A Swedish study found that the prevalence of dementia in patients over 85 years of age, had increased 40% in five years. (Increasing prevalence of dementia i very old people. Age Ageing (2011) 40 (2): 243-249.) It is getting very hard to die in our society. Saving money on rehabilitation is so much easier than restricting people’s access to emergency care, but in the end I believe the former is a better way to make people live longer and happier.
When you only have a hammer, everything looks like a nail. When you only have the tools for acute workups, everything looks acute. But most of our patients are not acutely ill. Our society is good at prevention. The traffic related death rate per 100 000 inhabitants is 33,2 in South Africa, 12,3 in the US, 5,7 in Australia and 2,9 in Sweden. (Wikipedia) I assure you that this is not due to our excellent trauma care.
Emergency care has been a neglected field for many years. Other specialists have been promoting there respective specialty. I assumed that if we had emergency medicine specialists, they would look after the interests of the patients in the emergency department. Our curriculum is based on the European one, and I have defended it, claiming that we need to know acute ophtalmology and gynecology to be real emergency physcians, even though the patients in my hospital go straight to the ophtalmologist and we never do pelvic exams. I still think we need to learn airway management to be able to give our patients safe analgesia and sedation, but for the acute intubation we have anesthesiology consultants who show up in a few minutes. Considering that patients are not often intubated in the emergency department, I doubt we could learn to do a better job. It is hard to train emergency medicine residents in this environment and we have been arguing that our ED has to be reorganized to suit our educational needs.
I rarely safe a life or a limb during a shift. My role is mainly to supervise the junior doctors, but it is difficult when I have this growing feeling of meaninglessness. We are chasing DVTs in low-risk patients. At the same time we have patients who get sent home with obvious signs of pulmonary embolism and return in cardiac arrest, chest pain patients where aortic dissection is not even considered by the cardiologist who sees them and lots and lots of patients who are not seen fast enough to keeps risks and complications at the lowest level possible. Critically ill patients are not monitored properly in the emergency department. We are ignoring the obvious risks and problems, looking for atypical presentations but still missing classical ones.
I realize I have accepted a ready made solution without carefully assessing the problem. Instead of discussing with my colleagues from other specialties I have been debating them, losing focus on what matters to our patients. But I know now that my goal is to improve emergency care, not really caring about whether this care is given at the primary care clinic, in the ED or in the wards of the hospital. Nor does it matter to me if this care is provided by an internist, a surgeon, an emergency physcian or any other kind of doctor. I actually prefer a team of different competencies working together, rather than having emergency physcians only. We need to make sure that we keep sharing a common language. To save the limbs and lives of our patients all nurses and doctors have to be better at emergency care. But, it hits me with painful clarity, my goal hasn’t been to save lives and limbs. It has been to establish the new specialty of emergency medicine.

* Material provided
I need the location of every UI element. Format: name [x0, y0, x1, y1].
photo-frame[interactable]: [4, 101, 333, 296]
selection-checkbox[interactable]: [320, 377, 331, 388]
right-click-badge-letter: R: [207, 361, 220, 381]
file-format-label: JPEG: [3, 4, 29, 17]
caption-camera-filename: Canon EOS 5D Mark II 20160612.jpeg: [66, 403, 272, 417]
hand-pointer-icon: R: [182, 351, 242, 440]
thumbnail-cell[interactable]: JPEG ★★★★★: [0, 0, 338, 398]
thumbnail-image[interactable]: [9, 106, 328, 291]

* Task requirements
Answer these questions from the text on emergency care:
1. By how much did the Swedish study find dementia in patients over 85 had increased, and over how many years?
2. What is the traffic-related death rate per 100 000 inhabitants given for Sweden?
3. Who comes to the emergency department for an acute intubation?
The items have nothing to do with the text on emergency care.

* Response box
1. By 40%, over five years.
2. 2,9.
3. Anesthesiology consultants, who arrive in a few minutes.